--- Exercise ---
Pick every line with "SVCA" from the material below.

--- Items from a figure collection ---
↓

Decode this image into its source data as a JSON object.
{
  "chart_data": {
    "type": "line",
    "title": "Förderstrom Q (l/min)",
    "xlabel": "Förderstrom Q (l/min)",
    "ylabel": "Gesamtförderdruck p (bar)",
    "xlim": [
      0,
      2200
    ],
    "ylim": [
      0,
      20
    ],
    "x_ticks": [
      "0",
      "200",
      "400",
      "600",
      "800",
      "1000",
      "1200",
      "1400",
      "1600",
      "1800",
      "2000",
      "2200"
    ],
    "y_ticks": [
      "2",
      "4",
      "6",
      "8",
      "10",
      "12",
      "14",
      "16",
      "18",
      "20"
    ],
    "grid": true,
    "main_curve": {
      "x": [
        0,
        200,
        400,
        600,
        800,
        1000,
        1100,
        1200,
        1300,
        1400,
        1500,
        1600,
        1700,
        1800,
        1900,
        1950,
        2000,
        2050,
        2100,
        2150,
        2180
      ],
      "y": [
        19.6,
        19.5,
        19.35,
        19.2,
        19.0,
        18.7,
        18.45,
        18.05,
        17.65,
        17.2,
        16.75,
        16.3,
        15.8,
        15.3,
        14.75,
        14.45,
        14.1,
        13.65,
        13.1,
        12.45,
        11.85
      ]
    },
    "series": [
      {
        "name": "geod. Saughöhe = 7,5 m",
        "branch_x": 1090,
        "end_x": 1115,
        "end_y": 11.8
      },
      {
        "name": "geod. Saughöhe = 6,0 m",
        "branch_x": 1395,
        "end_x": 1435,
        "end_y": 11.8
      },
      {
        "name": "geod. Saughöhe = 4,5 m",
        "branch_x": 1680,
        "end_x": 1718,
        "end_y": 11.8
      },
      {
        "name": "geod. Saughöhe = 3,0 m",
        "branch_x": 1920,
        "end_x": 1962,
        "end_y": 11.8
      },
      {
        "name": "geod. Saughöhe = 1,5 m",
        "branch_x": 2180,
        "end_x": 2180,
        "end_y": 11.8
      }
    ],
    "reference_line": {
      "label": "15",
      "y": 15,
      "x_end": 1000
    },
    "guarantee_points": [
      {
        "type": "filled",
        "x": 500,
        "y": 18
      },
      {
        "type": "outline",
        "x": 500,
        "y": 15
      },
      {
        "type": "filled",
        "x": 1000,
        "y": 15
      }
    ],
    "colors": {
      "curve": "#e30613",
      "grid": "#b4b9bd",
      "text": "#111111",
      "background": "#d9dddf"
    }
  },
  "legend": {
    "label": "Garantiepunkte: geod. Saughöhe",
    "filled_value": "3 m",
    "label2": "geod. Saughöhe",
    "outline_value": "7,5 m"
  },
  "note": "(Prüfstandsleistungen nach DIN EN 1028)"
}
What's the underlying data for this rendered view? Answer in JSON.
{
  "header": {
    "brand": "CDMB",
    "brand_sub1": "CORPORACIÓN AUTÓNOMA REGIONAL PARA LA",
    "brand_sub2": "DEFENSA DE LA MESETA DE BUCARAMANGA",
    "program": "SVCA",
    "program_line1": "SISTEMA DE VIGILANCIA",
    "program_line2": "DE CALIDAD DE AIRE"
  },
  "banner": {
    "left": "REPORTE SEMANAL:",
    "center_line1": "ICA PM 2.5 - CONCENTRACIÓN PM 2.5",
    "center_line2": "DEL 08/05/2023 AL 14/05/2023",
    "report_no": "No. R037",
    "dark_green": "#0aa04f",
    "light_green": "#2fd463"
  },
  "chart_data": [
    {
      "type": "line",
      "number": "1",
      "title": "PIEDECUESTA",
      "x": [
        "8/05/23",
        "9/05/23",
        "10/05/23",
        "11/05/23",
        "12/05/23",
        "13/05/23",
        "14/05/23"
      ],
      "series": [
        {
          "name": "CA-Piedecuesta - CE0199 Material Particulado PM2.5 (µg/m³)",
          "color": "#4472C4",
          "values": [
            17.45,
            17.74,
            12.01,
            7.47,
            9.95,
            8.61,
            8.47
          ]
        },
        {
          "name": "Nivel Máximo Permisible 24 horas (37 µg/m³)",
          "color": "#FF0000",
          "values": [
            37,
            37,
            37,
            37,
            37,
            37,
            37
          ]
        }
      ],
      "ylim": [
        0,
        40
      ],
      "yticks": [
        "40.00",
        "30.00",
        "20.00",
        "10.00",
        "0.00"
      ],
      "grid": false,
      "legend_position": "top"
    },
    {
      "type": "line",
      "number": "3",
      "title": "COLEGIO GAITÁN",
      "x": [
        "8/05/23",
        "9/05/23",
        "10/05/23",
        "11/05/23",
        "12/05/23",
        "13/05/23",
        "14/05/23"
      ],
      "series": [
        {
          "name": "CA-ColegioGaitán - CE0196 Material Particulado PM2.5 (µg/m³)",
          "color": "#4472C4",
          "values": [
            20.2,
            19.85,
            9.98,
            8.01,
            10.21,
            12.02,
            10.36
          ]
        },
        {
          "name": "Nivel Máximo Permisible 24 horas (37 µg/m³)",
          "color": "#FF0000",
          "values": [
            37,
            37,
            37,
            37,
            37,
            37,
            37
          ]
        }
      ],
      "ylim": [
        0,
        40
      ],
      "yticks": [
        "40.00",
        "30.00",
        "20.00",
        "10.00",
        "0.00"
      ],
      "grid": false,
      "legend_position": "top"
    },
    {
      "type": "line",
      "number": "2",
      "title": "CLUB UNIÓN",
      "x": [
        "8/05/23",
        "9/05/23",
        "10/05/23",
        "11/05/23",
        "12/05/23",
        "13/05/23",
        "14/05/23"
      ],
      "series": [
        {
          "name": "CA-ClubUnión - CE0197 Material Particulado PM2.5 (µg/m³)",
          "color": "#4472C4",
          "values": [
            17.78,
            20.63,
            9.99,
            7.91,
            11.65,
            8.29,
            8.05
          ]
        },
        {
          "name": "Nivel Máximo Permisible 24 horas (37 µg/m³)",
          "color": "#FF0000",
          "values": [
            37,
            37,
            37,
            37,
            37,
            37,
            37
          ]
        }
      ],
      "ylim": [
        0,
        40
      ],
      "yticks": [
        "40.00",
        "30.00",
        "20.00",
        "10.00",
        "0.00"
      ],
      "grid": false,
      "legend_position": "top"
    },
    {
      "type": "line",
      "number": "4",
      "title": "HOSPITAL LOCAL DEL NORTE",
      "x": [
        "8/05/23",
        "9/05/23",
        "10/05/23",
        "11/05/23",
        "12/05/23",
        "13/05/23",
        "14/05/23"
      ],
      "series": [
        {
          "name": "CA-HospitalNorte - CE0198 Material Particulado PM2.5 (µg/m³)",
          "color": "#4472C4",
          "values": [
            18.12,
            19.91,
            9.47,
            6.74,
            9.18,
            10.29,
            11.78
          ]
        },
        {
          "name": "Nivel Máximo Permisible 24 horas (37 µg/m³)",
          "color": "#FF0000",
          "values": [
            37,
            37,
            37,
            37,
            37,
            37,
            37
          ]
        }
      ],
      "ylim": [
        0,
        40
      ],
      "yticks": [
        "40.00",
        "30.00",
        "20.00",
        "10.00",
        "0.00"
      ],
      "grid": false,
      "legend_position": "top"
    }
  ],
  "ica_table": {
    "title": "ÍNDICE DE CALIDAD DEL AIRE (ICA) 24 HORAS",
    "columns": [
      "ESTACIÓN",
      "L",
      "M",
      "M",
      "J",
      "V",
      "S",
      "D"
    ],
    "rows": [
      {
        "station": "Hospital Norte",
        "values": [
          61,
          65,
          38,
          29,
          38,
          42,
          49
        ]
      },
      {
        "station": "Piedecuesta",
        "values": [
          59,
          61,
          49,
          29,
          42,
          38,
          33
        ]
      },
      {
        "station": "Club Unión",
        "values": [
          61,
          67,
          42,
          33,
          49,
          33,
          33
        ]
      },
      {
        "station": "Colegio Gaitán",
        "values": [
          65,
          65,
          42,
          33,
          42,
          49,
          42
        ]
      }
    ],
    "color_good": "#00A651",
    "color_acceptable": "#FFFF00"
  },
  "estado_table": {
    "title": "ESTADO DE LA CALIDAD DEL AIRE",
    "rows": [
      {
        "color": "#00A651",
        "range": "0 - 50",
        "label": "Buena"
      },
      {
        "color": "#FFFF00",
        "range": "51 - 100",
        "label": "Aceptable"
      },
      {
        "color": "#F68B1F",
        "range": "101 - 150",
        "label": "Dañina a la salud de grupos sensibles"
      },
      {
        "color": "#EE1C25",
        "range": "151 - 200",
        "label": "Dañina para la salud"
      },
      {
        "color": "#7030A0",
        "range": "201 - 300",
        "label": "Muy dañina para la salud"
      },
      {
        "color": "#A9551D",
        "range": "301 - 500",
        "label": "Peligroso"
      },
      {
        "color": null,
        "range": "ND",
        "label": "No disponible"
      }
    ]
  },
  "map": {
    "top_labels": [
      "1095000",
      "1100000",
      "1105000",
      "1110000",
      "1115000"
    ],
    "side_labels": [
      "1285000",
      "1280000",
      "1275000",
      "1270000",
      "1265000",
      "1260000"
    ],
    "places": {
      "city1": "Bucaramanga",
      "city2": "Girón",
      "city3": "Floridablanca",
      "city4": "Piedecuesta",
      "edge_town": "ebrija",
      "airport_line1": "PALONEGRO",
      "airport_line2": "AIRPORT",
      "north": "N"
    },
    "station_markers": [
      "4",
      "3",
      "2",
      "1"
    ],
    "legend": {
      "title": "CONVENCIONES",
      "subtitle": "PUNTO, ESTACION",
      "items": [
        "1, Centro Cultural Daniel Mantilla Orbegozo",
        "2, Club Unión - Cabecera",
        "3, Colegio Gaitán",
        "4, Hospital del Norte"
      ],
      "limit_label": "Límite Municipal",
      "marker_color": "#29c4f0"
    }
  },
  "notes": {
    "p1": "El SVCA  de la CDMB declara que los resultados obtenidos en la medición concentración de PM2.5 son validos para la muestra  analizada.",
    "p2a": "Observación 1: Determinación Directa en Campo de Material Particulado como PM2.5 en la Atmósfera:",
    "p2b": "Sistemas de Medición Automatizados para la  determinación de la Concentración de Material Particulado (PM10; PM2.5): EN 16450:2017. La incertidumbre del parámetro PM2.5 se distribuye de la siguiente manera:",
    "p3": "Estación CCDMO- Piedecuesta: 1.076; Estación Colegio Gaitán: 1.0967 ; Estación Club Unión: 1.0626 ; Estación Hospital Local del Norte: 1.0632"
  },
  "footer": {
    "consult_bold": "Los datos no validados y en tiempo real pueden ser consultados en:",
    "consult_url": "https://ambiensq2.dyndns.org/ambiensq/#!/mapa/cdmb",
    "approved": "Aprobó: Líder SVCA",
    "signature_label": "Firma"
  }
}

↑

--- Response for this exercise ---
    "program": "SVCA",
    "p1": "El SVCA  de la CDMB declara que los resultados obtenidos en la medición concentración de PM2.5 son validos para la muestra  analizada.",
    "approved": "Aprobó: Líder SVCA",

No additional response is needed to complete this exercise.